== Task details ==
Copy out the lines that include the word "hygrométrie".

== Data section ==
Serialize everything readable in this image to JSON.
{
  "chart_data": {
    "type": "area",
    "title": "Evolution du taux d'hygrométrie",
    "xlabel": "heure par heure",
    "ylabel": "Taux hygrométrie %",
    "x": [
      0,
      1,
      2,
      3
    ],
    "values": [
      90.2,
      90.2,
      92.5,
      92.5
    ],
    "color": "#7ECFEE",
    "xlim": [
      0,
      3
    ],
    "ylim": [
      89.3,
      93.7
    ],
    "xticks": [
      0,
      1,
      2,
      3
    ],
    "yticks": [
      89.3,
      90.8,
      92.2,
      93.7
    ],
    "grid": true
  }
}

== The solution ==
    "title": "Evolution du taux d'hygrométrie",
    "ylabel": "Taux hygrométrie %",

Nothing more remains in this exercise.